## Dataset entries
▬▬▬▬▬▬▬▬▬▬

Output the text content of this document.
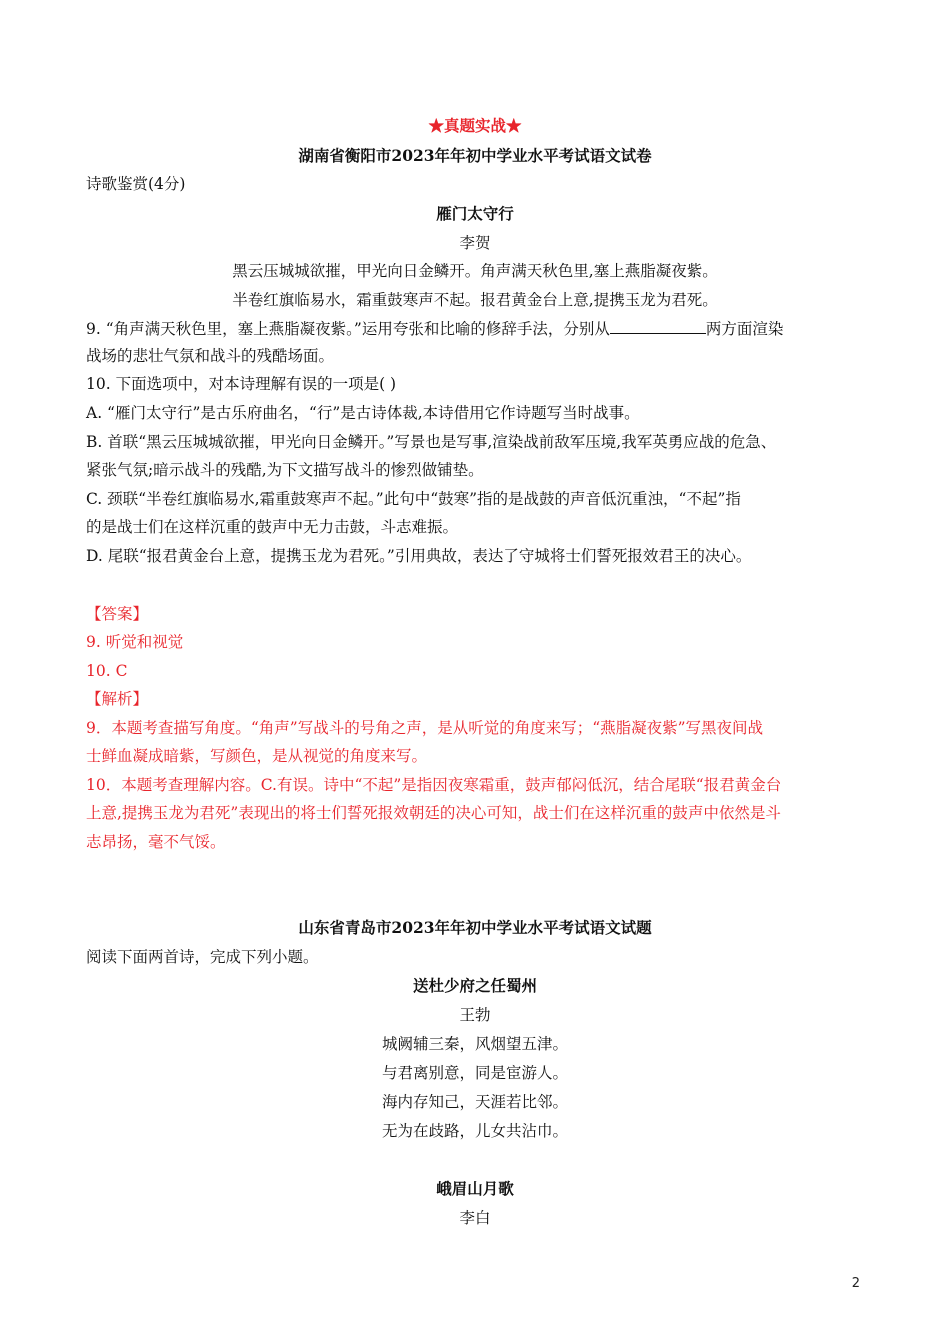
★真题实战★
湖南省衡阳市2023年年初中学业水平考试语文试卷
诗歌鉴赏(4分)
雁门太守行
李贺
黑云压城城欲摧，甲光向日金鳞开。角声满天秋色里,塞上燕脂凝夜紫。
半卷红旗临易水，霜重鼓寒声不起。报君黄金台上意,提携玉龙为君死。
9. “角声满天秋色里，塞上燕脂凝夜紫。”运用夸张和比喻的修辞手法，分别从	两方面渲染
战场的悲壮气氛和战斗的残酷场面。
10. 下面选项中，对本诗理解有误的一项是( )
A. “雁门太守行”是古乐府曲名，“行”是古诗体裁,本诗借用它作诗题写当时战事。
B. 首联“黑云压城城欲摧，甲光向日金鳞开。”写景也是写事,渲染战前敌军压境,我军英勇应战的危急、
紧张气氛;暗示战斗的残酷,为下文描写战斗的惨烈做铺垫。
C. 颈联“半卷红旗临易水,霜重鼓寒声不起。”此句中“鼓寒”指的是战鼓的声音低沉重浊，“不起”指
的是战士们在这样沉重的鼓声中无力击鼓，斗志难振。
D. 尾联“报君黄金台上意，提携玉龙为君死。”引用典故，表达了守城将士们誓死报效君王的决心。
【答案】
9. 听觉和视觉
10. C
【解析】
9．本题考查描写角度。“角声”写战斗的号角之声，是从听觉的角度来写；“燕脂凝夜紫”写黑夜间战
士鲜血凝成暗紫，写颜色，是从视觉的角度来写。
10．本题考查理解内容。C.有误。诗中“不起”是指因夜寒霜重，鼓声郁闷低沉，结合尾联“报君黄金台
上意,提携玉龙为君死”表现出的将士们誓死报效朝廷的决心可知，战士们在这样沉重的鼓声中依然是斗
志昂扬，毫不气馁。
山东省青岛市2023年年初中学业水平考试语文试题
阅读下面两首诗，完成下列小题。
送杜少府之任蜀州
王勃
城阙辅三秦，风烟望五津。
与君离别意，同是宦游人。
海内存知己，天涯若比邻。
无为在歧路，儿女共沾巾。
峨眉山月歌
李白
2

▬▬▬▬▬▬▬▬▬▬

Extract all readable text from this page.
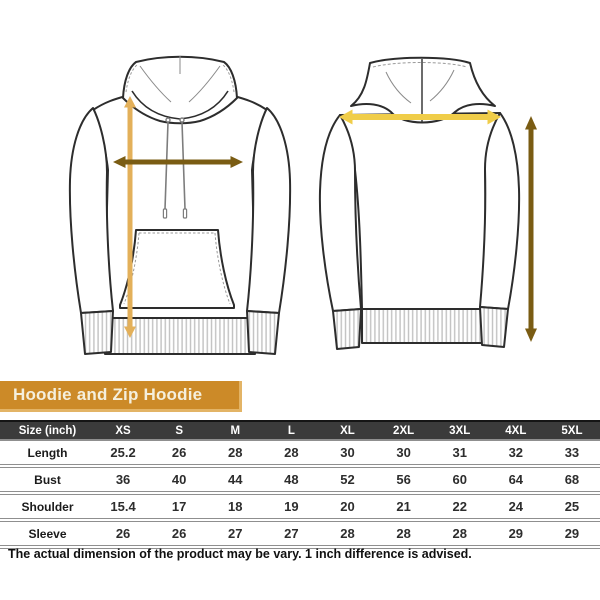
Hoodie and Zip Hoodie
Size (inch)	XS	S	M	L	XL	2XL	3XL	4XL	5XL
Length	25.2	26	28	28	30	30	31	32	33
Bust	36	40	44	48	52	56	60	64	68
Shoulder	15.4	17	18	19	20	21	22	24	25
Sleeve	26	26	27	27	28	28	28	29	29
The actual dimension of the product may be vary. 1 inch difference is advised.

▬▬▬▬▬▬▬▬▬▬

## Exercise details
Whenever "inch" turns up in a line, pick that line out.

## Answer to the exercise
Size (inch)	XS	S	M	L	XL	2XL	3XL	4XL	5XL
The actual dimension of the product may be vary. 1 inch difference is advised.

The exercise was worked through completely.